Directive:
Repeat every record exactly, but keep images out of the copy.

Exercise inputs:
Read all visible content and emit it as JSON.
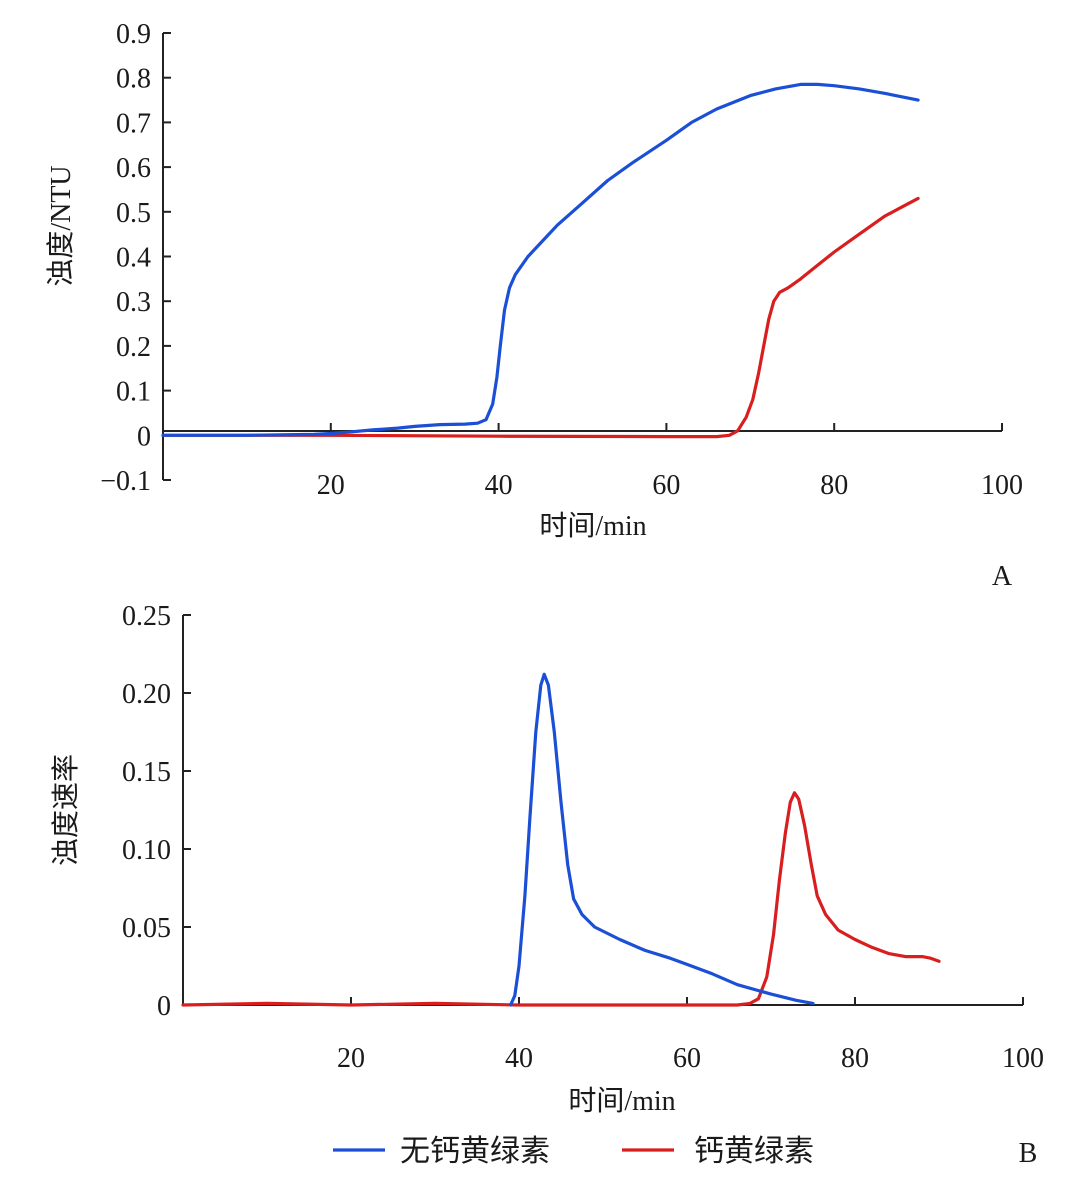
{
  "legend": {
    "items": [
      {
        "label": "无钙黄绿素",
        "color": "#1a4fd6"
      },
      {
        "label": "钙黄绿素",
        "color": "#d81e1e"
      }
    ]
  },
  "chart_data": [
    {
      "type": "line",
      "panel_label": "A",
      "xlabel": "时间/min",
      "ylabel": "浊度/NTU",
      "xlim": [
        0,
        100
      ],
      "ylim": [
        -0.1,
        0.9
      ],
      "x_ticks": [
        20,
        40,
        60,
        80,
        100
      ],
      "x_tick_labels": [
        "20",
        "40",
        "60",
        "80",
        "100"
      ],
      "y_ticks": [
        -0.1,
        0,
        0.1,
        0.2,
        0.3,
        0.4,
        0.5,
        0.6,
        0.7,
        0.8,
        0.9
      ],
      "y_tick_labels": [
        "−0.1",
        "0",
        "0.1",
        "0.2",
        "0.3",
        "0.4",
        "0.5",
        "0.6",
        "0.7",
        "0.8",
        "0.9"
      ],
      "grid": false,
      "series": [
        {
          "name": "无钙黄绿素",
          "color": "#1a4fd6",
          "points": [
            [
              0,
              0
            ],
            [
              10,
              0
            ],
            [
              18,
              0.002
            ],
            [
              20,
              0.004
            ],
            [
              22,
              0.007
            ],
            [
              25,
              0.012
            ],
            [
              28,
              0.016
            ],
            [
              30,
              0.02
            ],
            [
              33,
              0.024
            ],
            [
              36,
              0.025
            ],
            [
              37.5,
              0.027
            ],
            [
              38.5,
              0.035
            ],
            [
              39.3,
              0.07
            ],
            [
              39.8,
              0.13
            ],
            [
              40.2,
              0.2
            ],
            [
              40.7,
              0.28
            ],
            [
              41.3,
              0.33
            ],
            [
              42,
              0.36
            ],
            [
              43.5,
              0.4
            ],
            [
              45,
              0.43
            ],
            [
              47,
              0.47
            ],
            [
              50,
              0.52
            ],
            [
              53,
              0.57
            ],
            [
              56,
              0.61
            ],
            [
              60,
              0.66
            ],
            [
              63,
              0.7
            ],
            [
              66,
              0.73
            ],
            [
              70,
              0.76
            ],
            [
              73,
              0.775
            ],
            [
              76,
              0.785
            ],
            [
              78,
              0.785
            ],
            [
              80,
              0.782
            ],
            [
              83,
              0.775
            ],
            [
              86,
              0.765
            ],
            [
              90,
              0.75
            ]
          ]
        },
        {
          "name": "钙黄绿素",
          "color": "#d81e1e",
          "points": [
            [
              0,
              0
            ],
            [
              20,
              0
            ],
            [
              40,
              -0.002
            ],
            [
              60,
              -0.003
            ],
            [
              66,
              -0.003
            ],
            [
              67.5,
              0.0
            ],
            [
              68.5,
              0.01
            ],
            [
              69.5,
              0.04
            ],
            [
              70.3,
              0.08
            ],
            [
              71,
              0.14
            ],
            [
              71.6,
              0.2
            ],
            [
              72.2,
              0.26
            ],
            [
              72.8,
              0.3
            ],
            [
              73.5,
              0.32
            ],
            [
              74.5,
              0.33
            ],
            [
              76,
              0.35
            ],
            [
              78,
              0.38
            ],
            [
              80,
              0.41
            ],
            [
              83,
              0.45
            ],
            [
              86,
              0.49
            ],
            [
              88,
              0.51
            ],
            [
              90,
              0.53
            ]
          ]
        }
      ]
    },
    {
      "type": "line",
      "panel_label": "B",
      "xlabel": "时间/min",
      "ylabel": "浊度速率",
      "xlim": [
        0,
        100
      ],
      "ylim": [
        0,
        0.25
      ],
      "x_ticks": [
        20,
        40,
        60,
        80,
        100
      ],
      "x_tick_labels": [
        "20",
        "40",
        "60",
        "80",
        "100"
      ],
      "y_ticks": [
        0,
        0.05,
        0.1,
        0.15,
        0.2,
        0.25
      ],
      "y_tick_labels": [
        "0",
        "0.05",
        "0.10",
        "0.15",
        "0.20",
        "0.25"
      ],
      "grid": false,
      "series": [
        {
          "name": "无钙黄绿素",
          "color": "#1a4fd6",
          "points": [
            [
              39,
              0
            ],
            [
              39.5,
              0.006
            ],
            [
              40,
              0.025
            ],
            [
              40.7,
              0.07
            ],
            [
              41.3,
              0.12
            ],
            [
              42,
              0.175
            ],
            [
              42.6,
              0.205
            ],
            [
              43,
              0.212
            ],
            [
              43.5,
              0.205
            ],
            [
              44.2,
              0.175
            ],
            [
              45,
              0.13
            ],
            [
              45.8,
              0.09
            ],
            [
              46.5,
              0.068
            ],
            [
              47.5,
              0.058
            ],
            [
              49,
              0.05
            ],
            [
              52,
              0.042
            ],
            [
              55,
              0.035
            ],
            [
              58,
              0.03
            ],
            [
              60,
              0.026
            ],
            [
              63,
              0.02
            ],
            [
              66,
              0.013
            ],
            [
              70,
              0.007
            ],
            [
              73,
              0.003
            ],
            [
              75,
              0.001
            ]
          ]
        },
        {
          "name": "钙黄绿素",
          "color": "#d81e1e",
          "points": [
            [
              0,
              0.0
            ],
            [
              10,
              0.001
            ],
            [
              20,
              0.0
            ],
            [
              30,
              0.001
            ],
            [
              40,
              0.0
            ],
            [
              50,
              0.0
            ],
            [
              60,
              0.0
            ],
            [
              66,
              0.0
            ],
            [
              67.5,
              0.001
            ],
            [
              68.5,
              0.004
            ],
            [
              69.5,
              0.018
            ],
            [
              70.3,
              0.045
            ],
            [
              71,
              0.08
            ],
            [
              71.7,
              0.11
            ],
            [
              72.3,
              0.13
            ],
            [
              72.8,
              0.136
            ],
            [
              73.3,
              0.132
            ],
            [
              74,
              0.115
            ],
            [
              74.8,
              0.09
            ],
            [
              75.5,
              0.07
            ],
            [
              76.5,
              0.058
            ],
            [
              78,
              0.048
            ],
            [
              80,
              0.042
            ],
            [
              82,
              0.037
            ],
            [
              84,
              0.033
            ],
            [
              86,
              0.031
            ],
            [
              88,
              0.031
            ],
            [
              89,
              0.03
            ],
            [
              90,
              0.028
            ]
          ]
        }
      ]
    }
  ]
}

Task result:
Read all visible content and emit it as JSON.
{
  "legend": {
    "items": [
      {
        "label": "无钙黄绿素",
        "color": "#1a4fd6"
      },
      {
        "label": "钙黄绿素",
        "color": "#d81e1e"
      }
    ]
  },
  "chart_data": [
    {
      "type": "line",
      "panel_label": "A",
      "xlabel": "时间/min",
      "ylabel": "浊度/NTU",
      "xlim": [
        0,
        100
      ],
      "ylim": [
        -0.1,
        0.9
      ],
      "x_ticks": [
        20,
        40,
        60,
        80,
        100
      ],
      "x_tick_labels": [
        "20",
        "40",
        "60",
        "80",
        "100"
      ],
      "y_ticks": [
        -0.1,
        0,
        0.1,
        0.2,
        0.3,
        0.4,
        0.5,
        0.6,
        0.7,
        0.8,
        0.9
      ],
      "y_tick_labels": [
        "−0.1",
        "0",
        "0.1",
        "0.2",
        "0.3",
        "0.4",
        "0.5",
        "0.6",
        "0.7",
        "0.8",
        "0.9"
      ],
      "grid": false,
      "series": [
        {
          "name": "无钙黄绿素",
          "color": "#1a4fd6",
          "points": [
            [
              0,
              0
            ],
            [
              10,
              0
            ],
            [
              18,
              0.002
            ],
            [
              20,
              0.004
            ],
            [
              22,
              0.007
            ],
            [
              25,
              0.012
            ],
            [
              28,
              0.016
            ],
            [
              30,
              0.02
            ],
            [
              33,
              0.024
            ],
            [
              36,
              0.025
            ],
            [
              37.5,
              0.027
            ],
            [
              38.5,
              0.035
            ],
            [
              39.3,
              0.07
            ],
            [
              39.8,
              0.13
            ],
            [
              40.2,
              0.2
            ],
            [
              40.7,
              0.28
            ],
            [
              41.3,
              0.33
            ],
            [
              42,
              0.36
            ],
            [
              43.5,
              0.4
            ],
            [
              45,
              0.43
            ],
            [
              47,
              0.47
            ],
            [
              50,
              0.52
            ],
            [
              53,
              0.57
            ],
            [
              56,
              0.61
            ],
            [
              60,
              0.66
            ],
            [
              63,
              0.7
            ],
            [
              66,
              0.73
            ],
            [
              70,
              0.76
            ],
            [
              73,
              0.775
            ],
            [
              76,
              0.785
            ],
            [
              78,
              0.785
            ],
            [
              80,
              0.782
            ],
            [
              83,
              0.775
            ],
            [
              86,
              0.765
            ],
            [
              90,
              0.75
            ]
          ]
        },
        {
          "name": "钙黄绿素",
          "color": "#d81e1e",
          "points": [
            [
              0,
              0
            ],
            [
              20,
              0
            ],
            [
              40,
              -0.002
            ],
            [
              60,
              -0.003
            ],
            [
              66,
              -0.003
            ],
            [
              67.5,
              0.0
            ],
            [
              68.5,
              0.01
            ],
            [
              69.5,
              0.04
            ],
            [
              70.3,
              0.08
            ],
            [
              71,
              0.14
            ],
            [
              71.6,
              0.2
            ],
            [
              72.2,
              0.26
            ],
            [
              72.8,
              0.3
            ],
            [
              73.5,
              0.32
            ],
            [
              74.5,
              0.33
            ],
            [
              76,
              0.35
            ],
            [
              78,
              0.38
            ],
            [
              80,
              0.41
            ],
            [
              83,
              0.45
            ],
            [
              86,
              0.49
            ],
            [
              88,
              0.51
            ],
            [
              90,
              0.53
            ]
          ]
        }
      ]
    },
    {
      "type": "line",
      "panel_label": "B",
      "xlabel": "时间/min",
      "ylabel": "浊度速率",
      "xlim": [
        0,
        100
      ],
      "ylim": [
        0,
        0.25
      ],
      "x_ticks": [
        20,
        40,
        60,
        80,
        100
      ],
      "x_tick_labels": [
        "20",
        "40",
        "60",
        "80",
        "100"
      ],
      "y_ticks": [
        0,
        0.05,
        0.1,
        0.15,
        0.2,
        0.25
      ],
      "y_tick_labels": [
        "0",
        "0.05",
        "0.10",
        "0.15",
        "0.20",
        "0.25"
      ],
      "grid": false,
      "series": [
        {
          "name": "无钙黄绿素",
          "color": "#1a4fd6",
          "points": [
            [
              39,
              0
            ],
            [
              39.5,
              0.006
            ],
            [
              40,
              0.025
            ],
            [
              40.7,
              0.07
            ],
            [
              41.3,
              0.12
            ],
            [
              42,
              0.175
            ],
            [
              42.6,
              0.205
            ],
            [
              43,
              0.212
            ],
            [
              43.5,
              0.205
            ],
            [
              44.2,
              0.175
            ],
            [
              45,
              0.13
            ],
            [
              45.8,
              0.09
            ],
            [
              46.5,
              0.068
            ],
            [
              47.5,
              0.058
            ],
            [
              49,
              0.05
            ],
            [
              52,
              0.042
            ],
            [
              55,
              0.035
            ],
            [
              58,
              0.03
            ],
            [
              60,
              0.026
            ],
            [
              63,
              0.02
            ],
            [
              66,
              0.013
            ],
            [
              70,
              0.007
            ],
            [
              73,
              0.003
            ],
            [
              75,
              0.001
            ]
          ]
        },
        {
          "name": "钙黄绿素",
          "color": "#d81e1e",
          "points": [
            [
              0,
              0.0
            ],
            [
              10,
              0.001
            ],
            [
              20,
              0.0
            ],
            [
              30,
              0.001
            ],
            [
              40,
              0.0
            ],
            [
              50,
              0.0
            ],
            [
              60,
              0.0
            ],
            [
              66,
              0.0
            ],
            [
              67.5,
              0.001
            ],
            [
              68.5,
              0.004
            ],
            [
              69.5,
              0.018
            ],
            [
              70.3,
              0.045
            ],
            [
              71,
              0.08
            ],
            [
              71.7,
              0.11
            ],
            [
              72.3,
              0.13
            ],
            [
              72.8,
              0.136
            ],
            [
              73.3,
              0.132
            ],
            [
              74,
              0.115
            ],
            [
              74.8,
              0.09
            ],
            [
              75.5,
              0.07
            ],
            [
              76.5,
              0.058
            ],
            [
              78,
              0.048
            ],
            [
              80,
              0.042
            ],
            [
              82,
              0.037
            ],
            [
              84,
              0.033
            ],
            [
              86,
              0.031
            ],
            [
              88,
              0.031
            ],
            [
              89,
              0.03
            ],
            [
              90,
              0.028
            ]
          ]
        }
      ]
    }
  ]
}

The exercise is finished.